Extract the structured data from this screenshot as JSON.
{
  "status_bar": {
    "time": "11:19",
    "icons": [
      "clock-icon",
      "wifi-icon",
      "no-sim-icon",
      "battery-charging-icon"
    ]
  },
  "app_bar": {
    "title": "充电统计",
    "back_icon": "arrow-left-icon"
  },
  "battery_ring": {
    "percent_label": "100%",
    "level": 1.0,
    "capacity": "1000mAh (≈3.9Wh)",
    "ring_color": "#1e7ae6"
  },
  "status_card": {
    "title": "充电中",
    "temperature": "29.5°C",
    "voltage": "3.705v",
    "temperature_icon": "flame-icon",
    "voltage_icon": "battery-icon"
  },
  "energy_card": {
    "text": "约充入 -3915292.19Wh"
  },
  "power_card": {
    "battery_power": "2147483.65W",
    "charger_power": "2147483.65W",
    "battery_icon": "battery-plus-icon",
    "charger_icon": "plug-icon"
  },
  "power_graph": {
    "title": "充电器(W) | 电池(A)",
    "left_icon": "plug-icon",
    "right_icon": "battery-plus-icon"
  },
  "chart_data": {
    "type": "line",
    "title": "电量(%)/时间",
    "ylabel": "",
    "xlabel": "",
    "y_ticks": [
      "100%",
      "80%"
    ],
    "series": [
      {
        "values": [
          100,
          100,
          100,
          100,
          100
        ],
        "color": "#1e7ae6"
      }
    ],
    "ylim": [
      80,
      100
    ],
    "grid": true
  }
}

__________

** WHAT IS EXPECTED **
Copy the data above exactly. Every line must be included.

** EXERCISE SOLUTION **
Extract the structured data from this screenshot as JSON.
{
  "status_bar": {
    "time": "11:19",
    "icons": [
      "clock-icon",
      "wifi-icon",
      "no-sim-icon",
      "battery-charging-icon"
    ]
  },
  "app_bar": {
    "title": "充电统计",
    "back_icon": "arrow-left-icon"
  },
  "battery_ring": {
    "percent_label": "100%",
    "level": 1.0,
    "capacity": "1000mAh (≈3.9Wh)",
    "ring_color": "#1e7ae6"
  },
  "status_card": {
    "title": "充电中",
    "temperature": "29.5°C",
    "voltage": "3.705v",
    "temperature_icon": "flame-icon",
    "voltage_icon": "battery-icon"
  },
  "energy_card": {
    "text": "约充入 -3915292.19Wh"
  },
  "power_card": {
    "battery_power": "2147483.65W",
    "charger_power": "2147483.65W",
    "battery_icon": "battery-plus-icon",
    "charger_icon": "plug-icon"
  },
  "power_graph": {
    "title": "充电器(W) | 电池(A)",
    "left_icon": "plug-icon",
    "right_icon": "battery-plus-icon"
  },
  "chart_data": {
    "type": "line",
    "title": "电量(%)/时间",
    "ylabel": "",
    "xlabel": "",
    "y_ticks": [
      "100%",
      "80%"
    ],
    "series": [
      {
        "values": [
          100,
          100,
          100,
          100,
          100
        ],
        "color": "#1e7ae6"
      }
    ],
    "ylim": [
      80,
      100
    ],
    "grid": true
  }
}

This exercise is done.